Dataset items:
##############################

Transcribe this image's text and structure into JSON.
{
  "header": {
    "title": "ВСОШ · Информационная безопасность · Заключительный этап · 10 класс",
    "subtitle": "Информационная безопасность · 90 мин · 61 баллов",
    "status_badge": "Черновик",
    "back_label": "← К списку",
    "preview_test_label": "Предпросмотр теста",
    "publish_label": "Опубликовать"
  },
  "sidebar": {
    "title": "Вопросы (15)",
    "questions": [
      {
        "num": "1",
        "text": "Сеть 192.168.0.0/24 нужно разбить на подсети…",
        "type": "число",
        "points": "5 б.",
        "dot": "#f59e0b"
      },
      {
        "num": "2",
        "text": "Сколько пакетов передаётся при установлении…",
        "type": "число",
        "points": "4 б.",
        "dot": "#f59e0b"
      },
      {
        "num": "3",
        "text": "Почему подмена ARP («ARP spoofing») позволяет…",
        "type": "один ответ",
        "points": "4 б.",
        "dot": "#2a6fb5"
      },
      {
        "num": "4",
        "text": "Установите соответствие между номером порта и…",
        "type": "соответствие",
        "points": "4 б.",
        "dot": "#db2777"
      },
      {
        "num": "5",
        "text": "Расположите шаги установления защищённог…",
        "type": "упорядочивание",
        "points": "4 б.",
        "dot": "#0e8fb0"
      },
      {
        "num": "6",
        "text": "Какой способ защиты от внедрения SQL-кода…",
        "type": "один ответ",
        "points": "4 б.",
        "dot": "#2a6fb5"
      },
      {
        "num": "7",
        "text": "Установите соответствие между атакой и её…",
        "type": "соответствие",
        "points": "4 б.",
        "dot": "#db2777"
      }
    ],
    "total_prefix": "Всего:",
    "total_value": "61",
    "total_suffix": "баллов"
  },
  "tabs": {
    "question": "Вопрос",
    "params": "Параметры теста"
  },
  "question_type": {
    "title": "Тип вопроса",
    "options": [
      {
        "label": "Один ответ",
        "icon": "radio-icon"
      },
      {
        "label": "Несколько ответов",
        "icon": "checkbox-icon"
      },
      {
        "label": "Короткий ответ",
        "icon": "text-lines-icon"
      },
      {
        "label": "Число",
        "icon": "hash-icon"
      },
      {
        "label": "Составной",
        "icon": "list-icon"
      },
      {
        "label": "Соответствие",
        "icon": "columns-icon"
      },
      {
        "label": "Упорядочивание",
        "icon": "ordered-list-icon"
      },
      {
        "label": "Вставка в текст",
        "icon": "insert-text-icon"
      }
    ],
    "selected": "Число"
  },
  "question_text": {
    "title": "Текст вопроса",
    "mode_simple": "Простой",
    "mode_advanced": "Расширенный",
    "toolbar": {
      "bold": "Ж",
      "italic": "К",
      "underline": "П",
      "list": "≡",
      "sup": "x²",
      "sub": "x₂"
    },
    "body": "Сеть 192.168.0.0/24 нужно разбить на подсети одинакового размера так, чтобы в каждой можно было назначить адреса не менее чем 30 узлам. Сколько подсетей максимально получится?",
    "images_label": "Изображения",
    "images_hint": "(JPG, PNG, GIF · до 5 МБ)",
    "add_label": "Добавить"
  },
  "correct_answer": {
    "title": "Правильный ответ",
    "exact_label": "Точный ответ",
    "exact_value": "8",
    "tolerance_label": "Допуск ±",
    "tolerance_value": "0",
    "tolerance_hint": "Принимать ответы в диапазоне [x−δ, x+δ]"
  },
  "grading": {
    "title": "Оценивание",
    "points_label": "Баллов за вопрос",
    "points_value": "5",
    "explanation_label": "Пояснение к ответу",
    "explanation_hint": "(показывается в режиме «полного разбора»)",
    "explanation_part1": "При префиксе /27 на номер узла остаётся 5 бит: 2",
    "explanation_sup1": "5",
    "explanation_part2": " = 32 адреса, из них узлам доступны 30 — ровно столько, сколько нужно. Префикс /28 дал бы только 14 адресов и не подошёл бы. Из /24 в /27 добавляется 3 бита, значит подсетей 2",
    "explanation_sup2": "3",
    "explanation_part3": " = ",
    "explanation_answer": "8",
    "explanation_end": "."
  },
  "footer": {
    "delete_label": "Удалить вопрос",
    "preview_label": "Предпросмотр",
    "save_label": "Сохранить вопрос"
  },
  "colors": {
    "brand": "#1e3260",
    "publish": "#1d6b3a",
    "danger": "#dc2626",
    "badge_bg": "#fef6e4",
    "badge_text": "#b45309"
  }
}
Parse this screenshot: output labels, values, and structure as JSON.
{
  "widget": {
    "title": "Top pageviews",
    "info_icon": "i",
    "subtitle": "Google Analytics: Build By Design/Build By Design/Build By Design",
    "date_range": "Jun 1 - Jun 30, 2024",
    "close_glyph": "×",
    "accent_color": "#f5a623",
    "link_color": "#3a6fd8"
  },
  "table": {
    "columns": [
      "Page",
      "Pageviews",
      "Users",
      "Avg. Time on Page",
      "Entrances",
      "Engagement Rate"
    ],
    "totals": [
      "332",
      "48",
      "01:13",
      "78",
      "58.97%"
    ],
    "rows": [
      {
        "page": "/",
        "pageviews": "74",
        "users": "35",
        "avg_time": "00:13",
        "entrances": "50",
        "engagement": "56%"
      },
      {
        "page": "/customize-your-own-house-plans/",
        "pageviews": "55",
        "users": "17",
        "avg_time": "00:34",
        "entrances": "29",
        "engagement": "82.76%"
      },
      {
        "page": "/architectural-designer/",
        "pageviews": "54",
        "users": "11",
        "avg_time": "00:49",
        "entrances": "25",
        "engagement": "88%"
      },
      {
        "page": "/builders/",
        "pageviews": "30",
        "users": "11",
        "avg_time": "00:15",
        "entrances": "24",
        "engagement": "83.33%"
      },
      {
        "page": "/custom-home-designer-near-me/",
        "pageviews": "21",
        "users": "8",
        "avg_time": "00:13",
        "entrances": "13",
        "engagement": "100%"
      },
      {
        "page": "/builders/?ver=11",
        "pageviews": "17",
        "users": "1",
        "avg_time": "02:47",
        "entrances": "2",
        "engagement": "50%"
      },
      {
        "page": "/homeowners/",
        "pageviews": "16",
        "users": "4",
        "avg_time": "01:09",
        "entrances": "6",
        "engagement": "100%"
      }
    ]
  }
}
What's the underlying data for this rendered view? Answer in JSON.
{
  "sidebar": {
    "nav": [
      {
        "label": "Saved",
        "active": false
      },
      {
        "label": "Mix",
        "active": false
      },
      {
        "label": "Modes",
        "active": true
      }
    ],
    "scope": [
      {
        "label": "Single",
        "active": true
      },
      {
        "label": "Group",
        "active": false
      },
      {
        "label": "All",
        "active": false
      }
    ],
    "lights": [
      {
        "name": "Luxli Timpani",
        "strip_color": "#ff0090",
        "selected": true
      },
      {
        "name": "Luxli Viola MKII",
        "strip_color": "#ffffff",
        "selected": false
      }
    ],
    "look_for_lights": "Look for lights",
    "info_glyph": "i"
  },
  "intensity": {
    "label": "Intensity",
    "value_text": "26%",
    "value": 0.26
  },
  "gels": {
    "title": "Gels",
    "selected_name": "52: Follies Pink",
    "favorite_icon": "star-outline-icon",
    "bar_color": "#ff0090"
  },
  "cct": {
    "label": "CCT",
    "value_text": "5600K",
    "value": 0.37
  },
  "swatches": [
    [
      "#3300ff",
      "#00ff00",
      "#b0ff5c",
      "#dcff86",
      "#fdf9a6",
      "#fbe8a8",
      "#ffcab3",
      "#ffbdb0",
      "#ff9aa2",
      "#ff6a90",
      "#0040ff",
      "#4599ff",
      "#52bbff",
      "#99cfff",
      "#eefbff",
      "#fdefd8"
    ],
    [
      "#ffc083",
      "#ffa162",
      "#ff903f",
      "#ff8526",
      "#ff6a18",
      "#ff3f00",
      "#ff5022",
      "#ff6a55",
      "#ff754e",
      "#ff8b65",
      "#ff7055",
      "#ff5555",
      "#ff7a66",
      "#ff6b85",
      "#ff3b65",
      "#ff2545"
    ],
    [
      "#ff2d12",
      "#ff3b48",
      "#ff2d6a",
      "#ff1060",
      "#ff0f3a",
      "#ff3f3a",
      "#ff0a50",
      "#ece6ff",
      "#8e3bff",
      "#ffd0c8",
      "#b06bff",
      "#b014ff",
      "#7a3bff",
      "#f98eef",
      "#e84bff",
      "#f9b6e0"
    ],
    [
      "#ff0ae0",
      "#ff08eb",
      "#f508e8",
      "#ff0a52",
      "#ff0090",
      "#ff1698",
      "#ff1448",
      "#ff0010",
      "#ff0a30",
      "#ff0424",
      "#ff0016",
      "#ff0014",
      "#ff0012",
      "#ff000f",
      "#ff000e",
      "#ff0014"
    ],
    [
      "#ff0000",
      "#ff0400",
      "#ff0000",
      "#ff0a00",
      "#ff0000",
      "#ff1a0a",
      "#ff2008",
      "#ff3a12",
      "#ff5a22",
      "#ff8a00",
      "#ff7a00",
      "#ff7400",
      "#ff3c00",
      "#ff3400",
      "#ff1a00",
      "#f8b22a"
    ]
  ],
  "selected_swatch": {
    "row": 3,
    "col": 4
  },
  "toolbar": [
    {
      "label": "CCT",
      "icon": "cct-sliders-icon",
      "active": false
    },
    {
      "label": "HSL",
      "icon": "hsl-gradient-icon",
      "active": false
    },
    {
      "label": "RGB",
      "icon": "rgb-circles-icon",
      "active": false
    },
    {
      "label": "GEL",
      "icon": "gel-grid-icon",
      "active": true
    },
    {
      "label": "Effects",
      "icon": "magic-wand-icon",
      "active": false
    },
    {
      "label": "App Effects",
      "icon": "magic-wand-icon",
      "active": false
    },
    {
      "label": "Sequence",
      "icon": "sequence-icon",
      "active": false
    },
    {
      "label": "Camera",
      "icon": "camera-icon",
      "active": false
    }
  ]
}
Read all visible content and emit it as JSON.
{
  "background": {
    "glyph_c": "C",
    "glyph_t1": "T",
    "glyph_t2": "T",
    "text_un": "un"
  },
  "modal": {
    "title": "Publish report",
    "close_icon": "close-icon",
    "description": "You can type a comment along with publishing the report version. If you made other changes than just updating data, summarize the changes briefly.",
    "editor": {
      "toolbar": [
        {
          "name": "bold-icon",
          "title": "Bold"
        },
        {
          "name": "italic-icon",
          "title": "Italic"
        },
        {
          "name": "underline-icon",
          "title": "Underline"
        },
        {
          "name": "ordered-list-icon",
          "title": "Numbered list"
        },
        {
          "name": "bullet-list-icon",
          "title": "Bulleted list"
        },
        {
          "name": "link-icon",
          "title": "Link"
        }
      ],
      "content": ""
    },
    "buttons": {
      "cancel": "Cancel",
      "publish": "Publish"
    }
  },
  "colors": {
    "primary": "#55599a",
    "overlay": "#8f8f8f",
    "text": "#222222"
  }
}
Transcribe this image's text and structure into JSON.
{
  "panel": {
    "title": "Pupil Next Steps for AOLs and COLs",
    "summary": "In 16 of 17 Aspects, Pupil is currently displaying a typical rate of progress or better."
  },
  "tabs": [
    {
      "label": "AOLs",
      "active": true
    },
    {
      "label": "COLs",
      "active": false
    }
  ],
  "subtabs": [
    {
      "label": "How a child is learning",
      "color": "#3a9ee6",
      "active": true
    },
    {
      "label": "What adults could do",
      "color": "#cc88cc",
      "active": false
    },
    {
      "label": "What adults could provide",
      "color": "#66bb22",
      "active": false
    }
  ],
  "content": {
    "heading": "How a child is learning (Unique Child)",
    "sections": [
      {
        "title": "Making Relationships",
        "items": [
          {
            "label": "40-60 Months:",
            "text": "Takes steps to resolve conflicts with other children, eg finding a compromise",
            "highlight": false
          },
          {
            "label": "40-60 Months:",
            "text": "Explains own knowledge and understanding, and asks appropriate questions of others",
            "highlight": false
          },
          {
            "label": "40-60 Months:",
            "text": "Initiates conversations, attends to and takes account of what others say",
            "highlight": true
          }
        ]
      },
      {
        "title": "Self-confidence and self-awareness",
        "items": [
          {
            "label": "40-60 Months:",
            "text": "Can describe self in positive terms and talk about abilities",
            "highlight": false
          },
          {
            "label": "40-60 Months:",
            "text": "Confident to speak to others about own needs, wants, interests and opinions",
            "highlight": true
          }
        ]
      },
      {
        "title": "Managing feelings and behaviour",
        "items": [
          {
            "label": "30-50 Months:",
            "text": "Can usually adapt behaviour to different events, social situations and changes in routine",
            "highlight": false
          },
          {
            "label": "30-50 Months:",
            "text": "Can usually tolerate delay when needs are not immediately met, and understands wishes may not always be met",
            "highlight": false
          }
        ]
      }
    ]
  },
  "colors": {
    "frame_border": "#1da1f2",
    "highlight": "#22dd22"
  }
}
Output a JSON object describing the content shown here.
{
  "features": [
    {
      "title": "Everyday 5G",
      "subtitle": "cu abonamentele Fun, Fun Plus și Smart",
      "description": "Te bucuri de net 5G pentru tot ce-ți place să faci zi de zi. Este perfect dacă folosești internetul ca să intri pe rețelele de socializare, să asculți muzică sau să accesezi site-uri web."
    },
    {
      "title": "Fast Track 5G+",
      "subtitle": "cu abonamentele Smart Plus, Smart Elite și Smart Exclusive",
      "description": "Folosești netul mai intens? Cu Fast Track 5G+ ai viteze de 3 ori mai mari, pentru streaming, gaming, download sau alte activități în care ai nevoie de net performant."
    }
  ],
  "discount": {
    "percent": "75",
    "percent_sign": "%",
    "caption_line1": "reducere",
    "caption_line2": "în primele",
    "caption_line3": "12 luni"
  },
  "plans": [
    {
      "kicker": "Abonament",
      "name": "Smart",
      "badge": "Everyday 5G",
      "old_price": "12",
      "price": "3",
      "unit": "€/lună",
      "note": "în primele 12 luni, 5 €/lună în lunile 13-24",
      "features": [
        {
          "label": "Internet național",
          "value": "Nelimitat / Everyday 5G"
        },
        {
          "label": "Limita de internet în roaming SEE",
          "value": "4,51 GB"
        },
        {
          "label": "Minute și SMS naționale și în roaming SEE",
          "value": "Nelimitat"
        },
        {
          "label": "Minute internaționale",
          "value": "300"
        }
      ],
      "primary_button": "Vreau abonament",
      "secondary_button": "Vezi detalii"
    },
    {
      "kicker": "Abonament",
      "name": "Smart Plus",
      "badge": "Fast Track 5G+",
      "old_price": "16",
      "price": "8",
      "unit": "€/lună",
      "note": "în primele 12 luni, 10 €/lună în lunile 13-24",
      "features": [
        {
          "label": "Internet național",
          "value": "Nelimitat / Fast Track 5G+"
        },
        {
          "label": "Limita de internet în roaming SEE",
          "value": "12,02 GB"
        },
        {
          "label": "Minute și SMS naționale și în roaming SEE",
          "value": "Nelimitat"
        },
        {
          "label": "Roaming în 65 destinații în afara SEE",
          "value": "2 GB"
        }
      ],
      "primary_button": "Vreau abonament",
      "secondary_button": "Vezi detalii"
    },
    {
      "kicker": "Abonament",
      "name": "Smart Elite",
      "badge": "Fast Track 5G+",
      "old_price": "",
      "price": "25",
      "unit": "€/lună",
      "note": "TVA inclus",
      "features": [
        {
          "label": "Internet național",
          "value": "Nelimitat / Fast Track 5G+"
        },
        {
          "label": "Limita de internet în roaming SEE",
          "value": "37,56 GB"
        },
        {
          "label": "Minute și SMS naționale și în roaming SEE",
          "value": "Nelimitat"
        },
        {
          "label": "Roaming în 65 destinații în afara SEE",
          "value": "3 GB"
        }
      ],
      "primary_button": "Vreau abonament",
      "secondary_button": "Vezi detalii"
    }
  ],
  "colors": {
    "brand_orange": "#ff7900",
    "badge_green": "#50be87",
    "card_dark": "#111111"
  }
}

##############################

* INSTRUCTIONS TO FOLLOW: List the lines of the entries that include "Предпросмотр".

* RESPONSE:
    "preview_test_label": "Предпросмотр теста",
    "preview_label": "Предпросмотр",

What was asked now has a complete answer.